→ TASK DIRECTIONS
Copy all of the material word for word, except for the pictures.

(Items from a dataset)
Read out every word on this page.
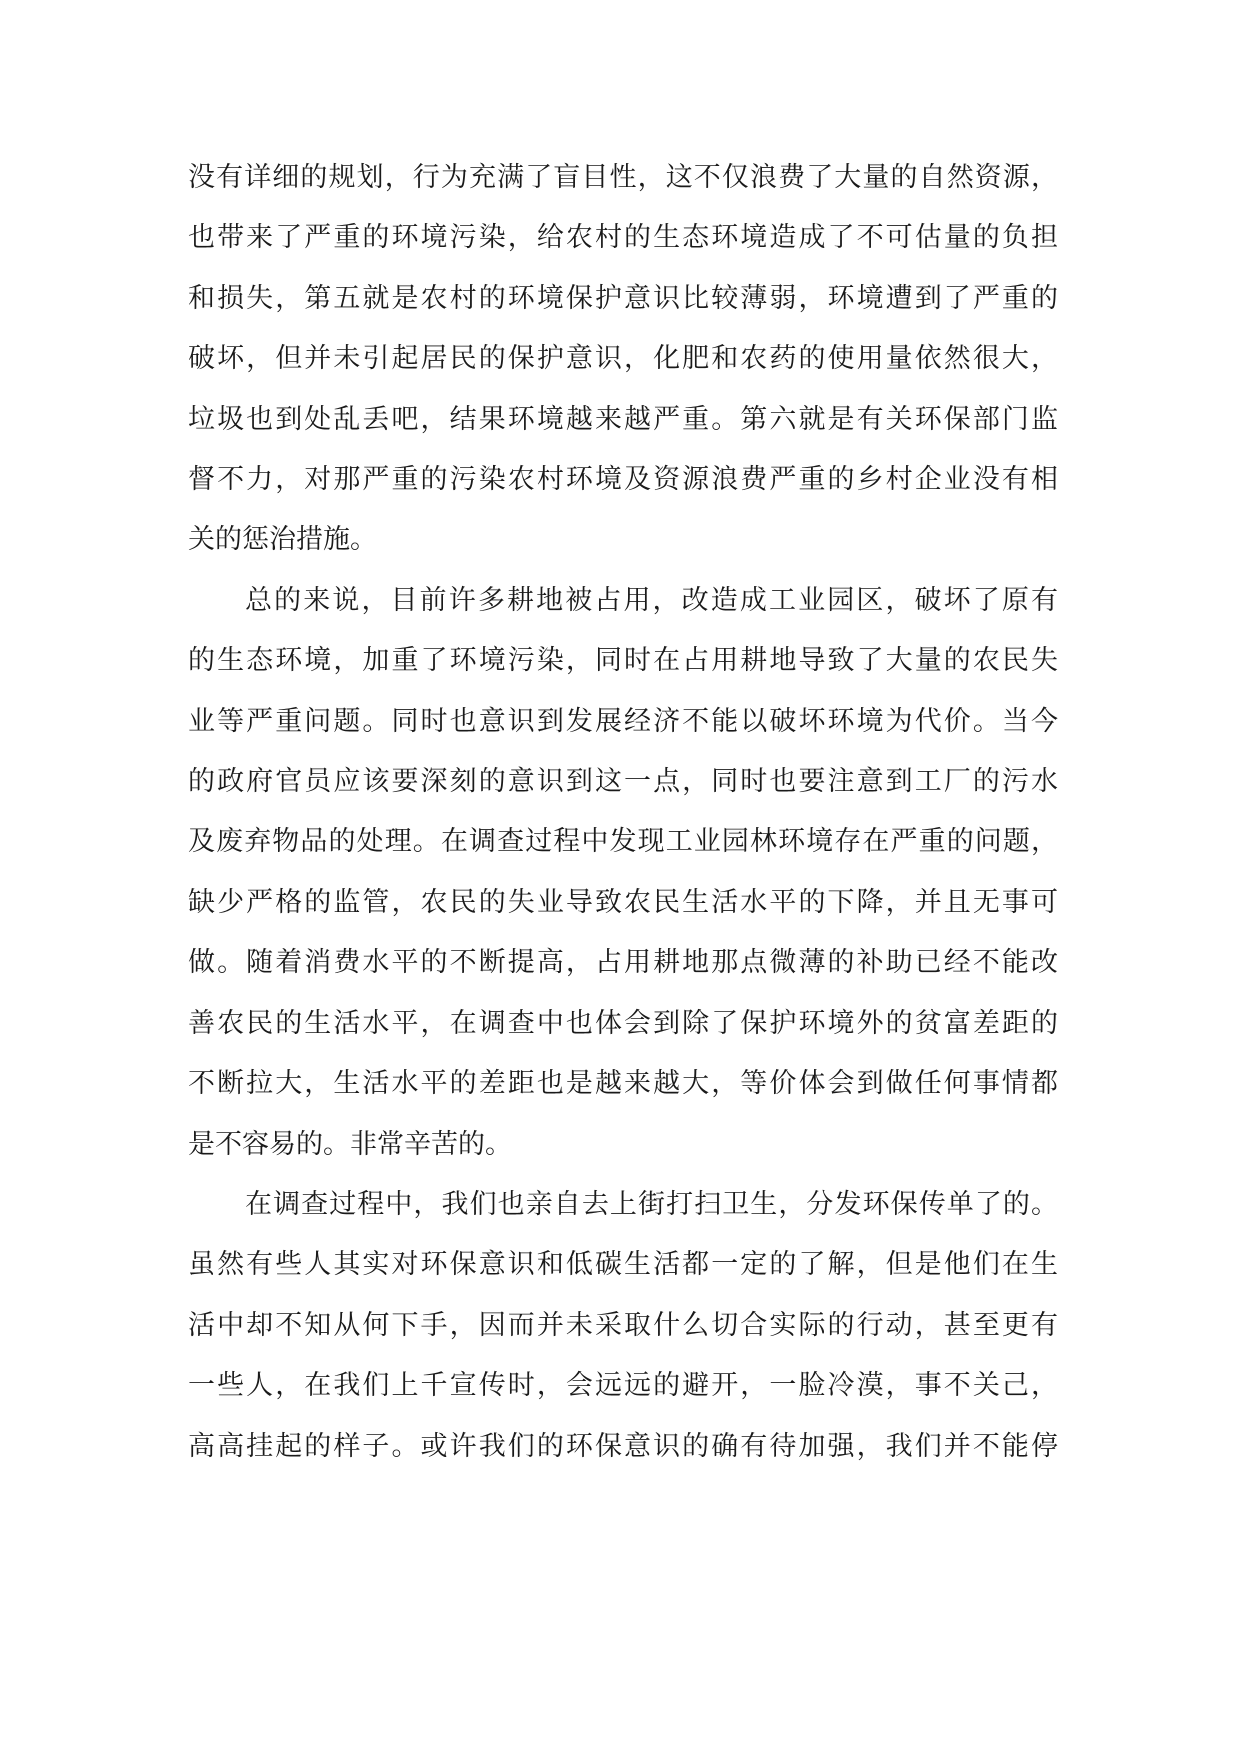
没有详细的规划，行为充满了盲目性，这不仅浪费了大量的自然资源，
也带来了严重的环境污染，给农村的生态环境造成了不可估量的负担
和损失，第五就是农村的环境保护意识比较薄弱，环境遭到了严重的
破坏，但并未引起居民的保护意识，化肥和农药的使用量依然很大，
垃圾也到处乱丢吧，结果环境越来越严重。第六就是有关环保部门监
督不力，对那严重的污染农村环境及资源浪费严重的乡村企业没有相
关的惩治措施。
总的来说，目前许多耕地被占用，改造成工业园区，破坏了原有
的生态环境，加重了环境污染，同时在占用耕地导致了大量的农民失
业等严重问题。同时也意识到发展经济不能以破坏环境为代价。当今
的政府官员应该要深刻的意识到这一点，同时也要注意到工厂的污水
及废弃物品的处理。在调查过程中发现工业园林环境存在严重的问题，
缺少严格的监管，农民的失业导致农民生活水平的下降，并且无事可
做。随着消费水平的不断提高，占用耕地那点微薄的补助已经不能改
善农民的生活水平，在调查中也体会到除了保护环境外的贫富差距的
不断拉大，生活水平的差距也是越来越大，等价体会到做任何事情都
是不容易的。非常辛苦的。
在调查过程中，我们也亲自去上街打扫卫生，分发环保传单了的。
虽然有些人其实对环保意识和低碳生活都一定的了解，但是他们在生
活中却不知从何下手，因而并未采取什么切合实际的行动，甚至更有
一些人，在我们上千宣传时，会远远的避开，一脸冷漠，事不关己，
高高挂起的样子。或许我们的环保意识的确有待加强，我们并不能停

→ SOLVED PROBLEM
Read out every word on this page.
没有详细的规划，行为充满了盲目性，这不仅浪费了大量的自然资源，
也带来了严重的环境污染，给农村的生态环境造成了不可估量的负担
和损失，第五就是农村的环境保护意识比较薄弱，环境遭到了严重的
破坏，但并未引起居民的保护意识，化肥和农药的使用量依然很大，
垃圾也到处乱丢吧，结果环境越来越严重。第六就是有关环保部门监
督不力，对那严重的污染农村环境及资源浪费严重的乡村企业没有相
关的惩治措施。
总的来说，目前许多耕地被占用，改造成工业园区，破坏了原有
的生态环境，加重了环境污染，同时在占用耕地导致了大量的农民失
业等严重问题。同时也意识到发展经济不能以破坏环境为代价。当今
的政府官员应该要深刻的意识到这一点，同时也要注意到工厂的污水
及废弃物品的处理。在调查过程中发现工业园林环境存在严重的问题，
缺少严格的监管，农民的失业导致农民生活水平的下降，并且无事可
做。随着消费水平的不断提高，占用耕地那点微薄的补助已经不能改
善农民的生活水平，在调查中也体会到除了保护环境外的贫富差距的
不断拉大，生活水平的差距也是越来越大，等价体会到做任何事情都
是不容易的。非常辛苦的。
在调查过程中，我们也亲自去上街打扫卫生，分发环保传单了的。
虽然有些人其实对环保意识和低碳生活都一定的了解，但是他们在生
活中却不知从何下手，因而并未采取什么切合实际的行动，甚至更有
一些人，在我们上千宣传时，会远远的避开，一脸冷漠，事不关己，
高高挂起的样子。或许我们的环保意识的确有待加强，我们并不能停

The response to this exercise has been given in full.